**TASK:** Lines containing the string "underlying" are to be collected in full.

**GIVEN RECORDS:**

******

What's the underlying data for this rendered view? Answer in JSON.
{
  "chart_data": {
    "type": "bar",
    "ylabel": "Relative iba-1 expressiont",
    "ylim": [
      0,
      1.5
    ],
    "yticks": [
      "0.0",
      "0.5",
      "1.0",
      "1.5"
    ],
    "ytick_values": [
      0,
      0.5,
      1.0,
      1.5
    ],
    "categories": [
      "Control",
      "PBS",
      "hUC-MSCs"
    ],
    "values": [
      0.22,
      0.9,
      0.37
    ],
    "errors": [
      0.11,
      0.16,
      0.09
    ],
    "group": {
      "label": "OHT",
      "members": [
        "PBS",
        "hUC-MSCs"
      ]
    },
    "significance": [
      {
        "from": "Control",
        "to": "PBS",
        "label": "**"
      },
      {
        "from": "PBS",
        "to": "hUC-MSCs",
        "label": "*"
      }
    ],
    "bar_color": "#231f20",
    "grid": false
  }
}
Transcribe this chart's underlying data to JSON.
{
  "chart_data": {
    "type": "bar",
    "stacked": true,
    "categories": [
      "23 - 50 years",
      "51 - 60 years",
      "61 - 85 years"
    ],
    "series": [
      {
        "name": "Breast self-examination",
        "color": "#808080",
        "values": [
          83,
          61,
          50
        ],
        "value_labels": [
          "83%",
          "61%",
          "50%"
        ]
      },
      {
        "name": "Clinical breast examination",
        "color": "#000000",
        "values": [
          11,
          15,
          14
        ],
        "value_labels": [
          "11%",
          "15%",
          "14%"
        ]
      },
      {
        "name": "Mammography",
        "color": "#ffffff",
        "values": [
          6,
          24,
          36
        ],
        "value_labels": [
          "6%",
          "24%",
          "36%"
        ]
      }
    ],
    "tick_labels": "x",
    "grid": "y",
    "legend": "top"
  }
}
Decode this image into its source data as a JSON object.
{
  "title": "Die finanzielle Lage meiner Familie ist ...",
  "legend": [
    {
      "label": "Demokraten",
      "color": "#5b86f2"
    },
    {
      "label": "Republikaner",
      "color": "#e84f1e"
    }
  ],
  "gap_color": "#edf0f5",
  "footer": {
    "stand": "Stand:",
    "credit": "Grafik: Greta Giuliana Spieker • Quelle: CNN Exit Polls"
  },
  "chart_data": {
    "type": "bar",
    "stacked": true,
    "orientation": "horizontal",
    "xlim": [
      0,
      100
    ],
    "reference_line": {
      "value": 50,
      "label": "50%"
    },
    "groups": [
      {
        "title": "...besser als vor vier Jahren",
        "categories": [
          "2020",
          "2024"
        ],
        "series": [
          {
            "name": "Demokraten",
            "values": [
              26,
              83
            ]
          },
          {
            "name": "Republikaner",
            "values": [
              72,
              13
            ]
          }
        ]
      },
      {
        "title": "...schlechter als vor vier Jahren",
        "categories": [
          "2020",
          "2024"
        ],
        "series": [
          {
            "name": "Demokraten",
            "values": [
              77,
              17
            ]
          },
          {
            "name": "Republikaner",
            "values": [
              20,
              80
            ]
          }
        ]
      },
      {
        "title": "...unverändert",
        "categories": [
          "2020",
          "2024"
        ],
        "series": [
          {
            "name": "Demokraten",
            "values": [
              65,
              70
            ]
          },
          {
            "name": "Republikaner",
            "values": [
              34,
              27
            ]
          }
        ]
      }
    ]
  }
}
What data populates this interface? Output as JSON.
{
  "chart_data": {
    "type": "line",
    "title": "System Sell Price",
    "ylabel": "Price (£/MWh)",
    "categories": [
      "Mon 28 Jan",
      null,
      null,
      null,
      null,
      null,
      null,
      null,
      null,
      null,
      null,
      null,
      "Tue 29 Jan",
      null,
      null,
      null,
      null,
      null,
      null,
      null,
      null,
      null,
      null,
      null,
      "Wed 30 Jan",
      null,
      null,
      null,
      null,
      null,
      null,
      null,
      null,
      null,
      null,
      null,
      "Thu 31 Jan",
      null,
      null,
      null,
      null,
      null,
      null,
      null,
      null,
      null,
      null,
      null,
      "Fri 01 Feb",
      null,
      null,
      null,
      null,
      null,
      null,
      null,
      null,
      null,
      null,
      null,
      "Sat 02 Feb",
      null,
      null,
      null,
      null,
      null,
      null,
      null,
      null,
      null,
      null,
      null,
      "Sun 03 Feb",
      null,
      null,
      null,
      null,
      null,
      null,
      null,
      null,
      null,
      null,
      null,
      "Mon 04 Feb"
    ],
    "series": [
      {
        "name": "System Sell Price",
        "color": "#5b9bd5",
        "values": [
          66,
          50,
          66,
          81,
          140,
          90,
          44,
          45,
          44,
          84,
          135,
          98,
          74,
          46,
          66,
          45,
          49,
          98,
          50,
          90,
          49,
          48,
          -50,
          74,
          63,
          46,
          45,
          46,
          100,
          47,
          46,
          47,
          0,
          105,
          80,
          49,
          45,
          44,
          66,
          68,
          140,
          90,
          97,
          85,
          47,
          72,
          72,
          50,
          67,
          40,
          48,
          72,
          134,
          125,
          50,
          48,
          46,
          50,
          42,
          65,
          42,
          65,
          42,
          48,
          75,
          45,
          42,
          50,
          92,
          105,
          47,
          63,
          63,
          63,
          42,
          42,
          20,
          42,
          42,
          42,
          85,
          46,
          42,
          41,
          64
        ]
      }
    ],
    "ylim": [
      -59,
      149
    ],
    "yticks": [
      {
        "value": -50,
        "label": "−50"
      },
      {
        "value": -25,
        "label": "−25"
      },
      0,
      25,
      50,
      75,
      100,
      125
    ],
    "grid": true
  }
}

******

**RESULT:**
What's the underlying data for this rendered view? Answer in JSON.
Transcribe this chart's underlying data to JSON.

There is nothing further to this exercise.